Exercise description: Once the pictures are set aside, transcribe the remaining data exactly.

Records contained in a dataset:
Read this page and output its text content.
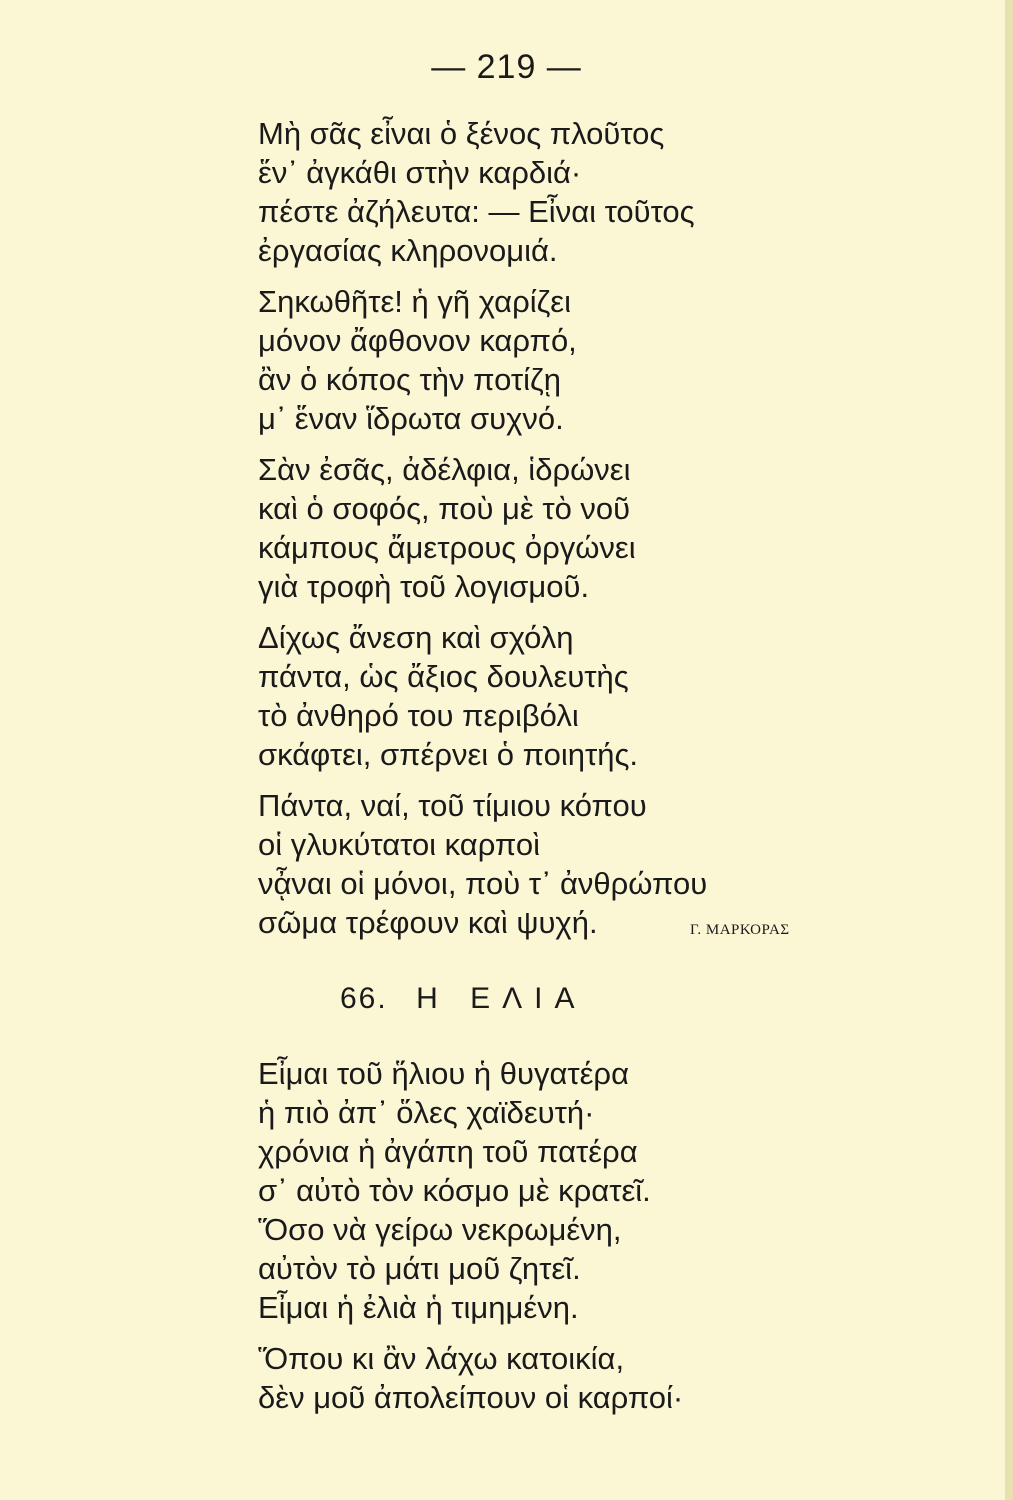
— 219 —
Μὴ σᾶς εἶναι ὁ ξένος πλοῦτος
ἕν᾽ ἀγκάθι στὴν καρδιά·
πέστε ἀζήλευτα: — Εἶναι τοῦτος
ἐργασίας κληρονομιά.
Σηκωθῆτε! ἡ γῆ χαρίζει
μόνον ἄφθονον καρπό,
ἂν ὁ κόπος τὴν ποτίζῃ
μ᾽ ἕναν ἵδρωτα συχνό.
Σὰν ἐσᾶς, ἀδέλφια, ἱδρώνει
καὶ ὁ σοφός, ποὺ μὲ τὸ νοῦ
κάμπους ἄμετρους ὀργώνει
γιὰ τροφὴ τοῦ λογισμοῦ.
Δίχως ἄνεση καὶ σχόλη
πάντα, ὡς ἄξιος δουλευτὴς
τὸ ἀνθηρό του περιβόλι
σκάφτει, σπέρνει ὁ ποιητής.
Πάντα, ναί, τοῦ τίμιου κόπου
οἱ γλυκύτατοι καρποὶ
νᾆναι οἱ μόνοι, ποὺ τ᾽ ἀνθρώπου
σῶμα τρέφουν καὶ ψυχή.	Γ. ΜΑΡΚΟΡΑΣ
66. Η ΕΛΙΑ
Εἶμαι τοῦ ἥλιου ἡ θυγατέρα
ἡ πιὸ ἀπ᾽ ὅλες χαϊδευτή·
χρόνια ἡ ἀγάπη τοῦ πατέρα
σ᾽ αὐτὸ τὸν κόσμο μὲ κρατεῖ.
Ὅσο νὰ γείρω νεκρωμένη,
αὐτὸν τὸ μάτι μοῦ ζητεῖ.
Εἶμαι ἡ ἐλιὰ ἡ τιμημένη.
Ὅπου κι ἂν λάχω κατοικία,
δὲν μοῦ ἀπολείπουν οἱ καρποί·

Answer to the problem:
Read this page and output its text content.
— 219 —
Μὴ σᾶς εἶναι ὁ ξένος πλοῦτος
ἕν᾽ ἀγκάθι στὴν καρδιά·
πέστε ἀζήλευτα: — Εἶναι τοῦτος
ἐργασίας κληρονομιά.
Σηκωθῆτε! ἡ γῆ χαρίζει
μόνον ἄφθονον καρπό,
ἂν ὁ κόπος τὴν ποτίζῃ
μ᾽ ἕναν ἵδρωτα συχνό.
Σὰν ἐσᾶς, ἀδέλφια, ἱδρώνει
καὶ ὁ σοφός, ποὺ μὲ τὸ νοῦ
κάμπους ἄμετρους ὀργώνει
γιὰ τροφὴ τοῦ λογισμοῦ.
Δίχως ἄνεση καὶ σχόλη
πάντα, ὡς ἄξιος δουλευτὴς
τὸ ἀνθηρό του περιβόλι
σκάφτει, σπέρνει ὁ ποιητής.
Πάντα, ναί, τοῦ τίμιου κόπου
οἱ γλυκύτατοι καρποὶ
νᾆναι οἱ μόνοι, ποὺ τ᾽ ἀνθρώπου
σῶμα τρέφουν καὶ ψυχή.	Γ. ΜΑΡΚΟΡΑΣ
66. Η ΕΛΙΑ
Εἶμαι τοῦ ἥλιου ἡ θυγατέρα
ἡ πιὸ ἀπ᾽ ὅλες χαϊδευτή·
χρόνια ἡ ἀγάπη τοῦ πατέρα
σ᾽ αὐτὸ τὸν κόσμο μὲ κρατεῖ.
Ὅσο νὰ γείρω νεκρωμένη,
αὐτὸν τὸ μάτι μοῦ ζητεῖ.
Εἶμαι ἡ ἐλιὰ ἡ τιμημένη.
Ὅπου κι ἂν λάχω κατοικία,
δὲν μοῦ ἀπολείπουν οἱ καρποί·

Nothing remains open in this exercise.